Entries from a dataset:

** BEGIN **

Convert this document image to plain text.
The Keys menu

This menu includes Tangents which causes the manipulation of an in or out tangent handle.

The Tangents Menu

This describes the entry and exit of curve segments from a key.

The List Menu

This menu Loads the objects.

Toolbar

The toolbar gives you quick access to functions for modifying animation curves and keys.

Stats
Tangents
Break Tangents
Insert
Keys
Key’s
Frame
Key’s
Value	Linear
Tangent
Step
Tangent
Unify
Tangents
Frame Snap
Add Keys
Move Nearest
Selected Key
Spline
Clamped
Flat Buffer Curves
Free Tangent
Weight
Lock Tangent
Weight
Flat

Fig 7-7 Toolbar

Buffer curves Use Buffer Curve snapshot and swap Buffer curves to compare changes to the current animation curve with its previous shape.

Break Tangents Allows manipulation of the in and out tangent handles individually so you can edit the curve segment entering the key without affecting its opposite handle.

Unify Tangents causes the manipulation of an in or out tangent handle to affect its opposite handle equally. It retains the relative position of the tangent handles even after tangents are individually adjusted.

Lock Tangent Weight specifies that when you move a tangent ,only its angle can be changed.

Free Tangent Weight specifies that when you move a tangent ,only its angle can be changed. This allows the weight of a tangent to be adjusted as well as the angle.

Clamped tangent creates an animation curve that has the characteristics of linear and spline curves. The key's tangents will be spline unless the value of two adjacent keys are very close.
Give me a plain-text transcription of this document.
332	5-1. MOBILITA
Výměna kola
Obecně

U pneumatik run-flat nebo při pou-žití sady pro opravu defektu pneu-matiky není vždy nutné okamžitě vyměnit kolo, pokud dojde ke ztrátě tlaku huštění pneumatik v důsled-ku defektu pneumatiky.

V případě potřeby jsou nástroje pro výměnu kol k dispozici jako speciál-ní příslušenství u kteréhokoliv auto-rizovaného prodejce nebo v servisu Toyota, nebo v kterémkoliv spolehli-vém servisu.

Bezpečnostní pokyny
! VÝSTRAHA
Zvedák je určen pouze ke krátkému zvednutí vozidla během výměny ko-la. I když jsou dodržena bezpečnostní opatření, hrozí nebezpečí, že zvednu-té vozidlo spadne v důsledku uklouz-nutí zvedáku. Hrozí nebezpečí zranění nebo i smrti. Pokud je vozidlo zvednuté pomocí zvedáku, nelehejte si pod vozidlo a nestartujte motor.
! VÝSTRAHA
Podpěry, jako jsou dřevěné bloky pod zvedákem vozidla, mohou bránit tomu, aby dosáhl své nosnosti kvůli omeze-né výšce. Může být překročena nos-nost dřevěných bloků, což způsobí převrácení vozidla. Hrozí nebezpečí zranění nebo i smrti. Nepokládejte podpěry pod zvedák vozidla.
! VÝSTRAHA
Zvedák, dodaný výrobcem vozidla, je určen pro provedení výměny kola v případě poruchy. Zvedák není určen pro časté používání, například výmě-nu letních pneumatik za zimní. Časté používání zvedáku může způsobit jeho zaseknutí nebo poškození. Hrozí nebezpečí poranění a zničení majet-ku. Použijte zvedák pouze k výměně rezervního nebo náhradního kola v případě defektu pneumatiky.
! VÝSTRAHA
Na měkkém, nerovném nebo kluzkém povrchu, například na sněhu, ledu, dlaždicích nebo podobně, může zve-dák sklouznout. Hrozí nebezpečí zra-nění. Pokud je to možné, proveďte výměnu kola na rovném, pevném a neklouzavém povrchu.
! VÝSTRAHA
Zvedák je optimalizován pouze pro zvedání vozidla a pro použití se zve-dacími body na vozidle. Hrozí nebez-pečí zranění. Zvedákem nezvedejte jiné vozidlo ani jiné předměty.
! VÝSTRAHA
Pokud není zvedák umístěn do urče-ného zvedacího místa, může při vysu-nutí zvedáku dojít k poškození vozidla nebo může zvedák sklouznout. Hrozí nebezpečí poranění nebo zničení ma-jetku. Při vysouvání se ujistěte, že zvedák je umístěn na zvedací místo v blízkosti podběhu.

** END **

--- PROBLEM ---
Quote the data above in full, changing nothing.

--- ANSWER IN FULL ---
Convert this document image to plain text.
The Keys menu

This menu includes Tangents which causes the manipulation of an in or out tangent handle.

The Tangents Menu

This describes the entry and exit of curve segments from a key.

The List Menu

This menu Loads the objects.

Toolbar

The toolbar gives you quick access to functions for modifying animation curves and keys.

Stats
Tangents
Break Tangents
Insert
Keys
Key’s
Frame
Key’s
Value	Linear
Tangent
Step
Tangent
Unify
Tangents
Frame Snap
Add Keys
Move Nearest
Selected Key
Spline
Clamped
Flat Buffer Curves
Free Tangent
Weight
Lock Tangent
Weight
Flat

Fig 7-7 Toolbar

Buffer curves Use Buffer Curve snapshot and swap Buffer curves to compare changes to the current animation curve with its previous shape.

Break Tangents Allows manipulation of the in and out tangent handles individually so you can edit the curve segment entering the key without affecting its opposite handle.

Unify Tangents causes the manipulation of an in or out tangent handle to affect its opposite handle equally. It retains the relative position of the tangent handles even after tangents are individually adjusted.

Lock Tangent Weight specifies that when you move a tangent ,only its angle can be changed.

Free Tangent Weight specifies that when you move a tangent ,only its angle can be changed. This allows the weight of a tangent to be adjusted as well as the angle.

Clamped tangent creates an animation curve that has the characteristics of linear and spline curves. The key's tangents will be spline unless the value of two adjacent keys are very close.
Give me a plain-text transcription of this document.
332	5-1. MOBILITA
Výměna kola
Obecně

U pneumatik run-flat nebo při pou-žití sady pro opravu defektu pneu-matiky není vždy nutné okamžitě vyměnit kolo, pokud dojde ke ztrátě tlaku huštění pneumatik v důsled-ku defektu pneumatiky.

V případě potřeby jsou nástroje pro výměnu kol k dispozici jako speciál-ní příslušenství u kteréhokoliv auto-rizovaného prodejce nebo v servisu Toyota, nebo v kterémkoliv spolehli-vém servisu.

Bezpečnostní pokyny
! VÝSTRAHA
Zvedák je určen pouze ke krátkému zvednutí vozidla během výměny ko-la. I když jsou dodržena bezpečnostní opatření, hrozí nebezpečí, že zvednu-té vozidlo spadne v důsledku uklouz-nutí zvedáku. Hrozí nebezpečí zranění nebo i smrti. Pokud je vozidlo zvednuté pomocí zvedáku, nelehejte si pod vozidlo a nestartujte motor.
! VÝSTRAHA
Podpěry, jako jsou dřevěné bloky pod zvedákem vozidla, mohou bránit tomu, aby dosáhl své nosnosti kvůli omeze-né výšce. Může být překročena nos-nost dřevěných bloků, což způsobí převrácení vozidla. Hrozí nebezpečí zranění nebo i smrti. Nepokládejte podpěry pod zvedák vozidla.
! VÝSTRAHA
Zvedák, dodaný výrobcem vozidla, je určen pro provedení výměny kola v případě poruchy. Zvedák není určen pro časté používání, například výmě-nu letních pneumatik za zimní. Časté používání zvedáku může způsobit jeho zaseknutí nebo poškození. Hrozí nebezpečí poranění a zničení majet-ku. Použijte zvedák pouze k výměně rezervního nebo náhradního kola v případě defektu pneumatiky.
! VÝSTRAHA
Na měkkém, nerovném nebo kluzkém povrchu, například na sněhu, ledu, dlaždicích nebo podobně, může zve-dák sklouznout. Hrozí nebezpečí zra-nění. Pokud je to možné, proveďte výměnu kola na rovném, pevném a neklouzavém povrchu.
! VÝSTRAHA
Zvedák je optimalizován pouze pro zvedání vozidla a pro použití se zve-dacími body na vozidle. Hrozí nebez-pečí zranění. Zvedákem nezvedejte jiné vozidlo ani jiné předměty.
! VÝSTRAHA
Pokud není zvedák umístěn do urče-ného zvedacího místa, může při vysu-nutí zvedáku dojít k poškození vozidla nebo může zvedák sklouznout. Hrozí nebezpečí poranění nebo zničení ma-jetku. Při vysouvání se ujistěte, že zvedák je umístěn na zvedací místo v blízkosti podběhu.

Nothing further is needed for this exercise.